** START OF RECORDED INFORMATION **

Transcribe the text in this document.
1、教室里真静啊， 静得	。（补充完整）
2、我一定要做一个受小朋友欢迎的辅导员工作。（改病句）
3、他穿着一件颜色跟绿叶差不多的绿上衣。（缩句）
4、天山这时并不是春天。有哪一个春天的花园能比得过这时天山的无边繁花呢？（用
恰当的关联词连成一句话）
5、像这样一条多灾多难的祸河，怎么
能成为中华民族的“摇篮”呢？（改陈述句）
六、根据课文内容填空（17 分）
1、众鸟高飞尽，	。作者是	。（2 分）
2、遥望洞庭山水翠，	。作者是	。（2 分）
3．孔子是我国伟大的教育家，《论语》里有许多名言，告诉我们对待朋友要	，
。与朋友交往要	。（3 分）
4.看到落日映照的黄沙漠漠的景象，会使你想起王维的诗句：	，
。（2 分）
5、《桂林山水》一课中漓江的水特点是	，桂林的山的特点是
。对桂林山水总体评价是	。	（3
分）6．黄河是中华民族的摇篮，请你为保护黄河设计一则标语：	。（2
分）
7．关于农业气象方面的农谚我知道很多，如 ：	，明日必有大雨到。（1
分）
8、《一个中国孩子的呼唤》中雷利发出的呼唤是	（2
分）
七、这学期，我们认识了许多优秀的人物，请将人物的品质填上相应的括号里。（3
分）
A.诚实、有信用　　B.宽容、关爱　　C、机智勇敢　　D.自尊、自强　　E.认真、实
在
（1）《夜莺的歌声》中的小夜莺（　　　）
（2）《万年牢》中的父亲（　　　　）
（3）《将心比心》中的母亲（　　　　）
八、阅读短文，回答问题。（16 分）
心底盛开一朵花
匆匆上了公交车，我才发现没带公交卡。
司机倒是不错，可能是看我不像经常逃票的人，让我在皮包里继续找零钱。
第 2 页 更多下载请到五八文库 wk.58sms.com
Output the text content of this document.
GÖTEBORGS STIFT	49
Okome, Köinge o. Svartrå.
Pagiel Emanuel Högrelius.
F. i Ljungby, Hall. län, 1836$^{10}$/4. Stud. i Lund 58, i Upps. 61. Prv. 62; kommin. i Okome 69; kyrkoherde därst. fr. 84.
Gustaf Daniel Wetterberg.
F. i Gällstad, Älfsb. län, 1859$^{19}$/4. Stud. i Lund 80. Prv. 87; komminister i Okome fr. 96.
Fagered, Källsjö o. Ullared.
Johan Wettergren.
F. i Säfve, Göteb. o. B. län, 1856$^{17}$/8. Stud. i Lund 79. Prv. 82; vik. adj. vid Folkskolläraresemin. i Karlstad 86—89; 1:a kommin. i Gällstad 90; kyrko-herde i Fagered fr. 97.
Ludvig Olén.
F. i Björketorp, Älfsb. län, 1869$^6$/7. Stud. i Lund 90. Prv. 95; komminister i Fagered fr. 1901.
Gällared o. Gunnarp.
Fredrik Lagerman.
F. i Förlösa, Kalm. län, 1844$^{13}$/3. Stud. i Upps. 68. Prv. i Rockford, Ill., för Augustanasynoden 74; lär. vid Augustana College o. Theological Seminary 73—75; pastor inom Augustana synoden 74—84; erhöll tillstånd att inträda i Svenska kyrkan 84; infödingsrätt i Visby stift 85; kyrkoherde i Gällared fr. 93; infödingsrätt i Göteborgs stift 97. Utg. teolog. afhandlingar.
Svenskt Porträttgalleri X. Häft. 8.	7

** END OF RECORDED INFORMATION **

STATED TASK: Output each entry precisely as given.

EXERCISE RESULT:
Transcribe the text in this document.
1、教室里真静啊， 静得	。（补充完整）
2、我一定要做一个受小朋友欢迎的辅导员工作。（改病句）
3、他穿着一件颜色跟绿叶差不多的绿上衣。（缩句）
4、天山这时并不是春天。有哪一个春天的花园能比得过这时天山的无边繁花呢？（用
恰当的关联词连成一句话）
5、像这样一条多灾多难的祸河，怎么
能成为中华民族的“摇篮”呢？（改陈述句）
六、根据课文内容填空（17 分）
1、众鸟高飞尽，	。作者是	。（2 分）
2、遥望洞庭山水翠，	。作者是	。（2 分）
3．孔子是我国伟大的教育家，《论语》里有许多名言，告诉我们对待朋友要	，
。与朋友交往要	。（3 分）
4.看到落日映照的黄沙漠漠的景象，会使你想起王维的诗句：	，
。（2 分）
5、《桂林山水》一课中漓江的水特点是	，桂林的山的特点是
。对桂林山水总体评价是	。	（3
分）6．黄河是中华民族的摇篮，请你为保护黄河设计一则标语：	。（2
分）
7．关于农业气象方面的农谚我知道很多，如 ：	，明日必有大雨到。（1
分）
8、《一个中国孩子的呼唤》中雷利发出的呼唤是	（2
分）
七、这学期，我们认识了许多优秀的人物，请将人物的品质填上相应的括号里。（3
分）
A.诚实、有信用　　B.宽容、关爱　　C、机智勇敢　　D.自尊、自强　　E.认真、实
在
（1）《夜莺的歌声》中的小夜莺（　　　）
（2）《万年牢》中的父亲（　　　　）
（3）《将心比心》中的母亲（　　　　）
八、阅读短文，回答问题。（16 分）
心底盛开一朵花
匆匆上了公交车，我才发现没带公交卡。
司机倒是不错，可能是看我不像经常逃票的人，让我在皮包里继续找零钱。
第 2 页 更多下载请到五八文库 wk.58sms.com
Output the text content of this document.
GÖTEBORGS STIFT	49
Okome, Köinge o. Svartrå.
Pagiel Emanuel Högrelius.
F. i Ljungby, Hall. län, 1836$^{10}$/4. Stud. i Lund 58, i Upps. 61. Prv. 62; kommin. i Okome 69; kyrkoherde därst. fr. 84.
Gustaf Daniel Wetterberg.
F. i Gällstad, Älfsb. län, 1859$^{19}$/4. Stud. i Lund 80. Prv. 87; komminister i Okome fr. 96.
Fagered, Källsjö o. Ullared.
Johan Wettergren.
F. i Säfve, Göteb. o. B. län, 1856$^{17}$/8. Stud. i Lund 79. Prv. 82; vik. adj. vid Folkskolläraresemin. i Karlstad 86—89; 1:a kommin. i Gällstad 90; kyrko-herde i Fagered fr. 97.
Ludvig Olén.
F. i Björketorp, Älfsb. län, 1869$^6$/7. Stud. i Lund 90. Prv. 95; komminister i Fagered fr. 1901.
Gällared o. Gunnarp.
Fredrik Lagerman.
F. i Förlösa, Kalm. län, 1844$^{13}$/3. Stud. i Upps. 68. Prv. i Rockford, Ill., för Augustanasynoden 74; lär. vid Augustana College o. Theological Seminary 73—75; pastor inom Augustana synoden 74—84; erhöll tillstånd att inträda i Svenska kyrkan 84; infödingsrätt i Visby stift 85; kyrkoherde i Gällared fr. 93; infödingsrätt i Göteborgs stift 97. Utg. teolog. afhandlingar.
Svenskt Porträttgalleri X. Häft. 8.	7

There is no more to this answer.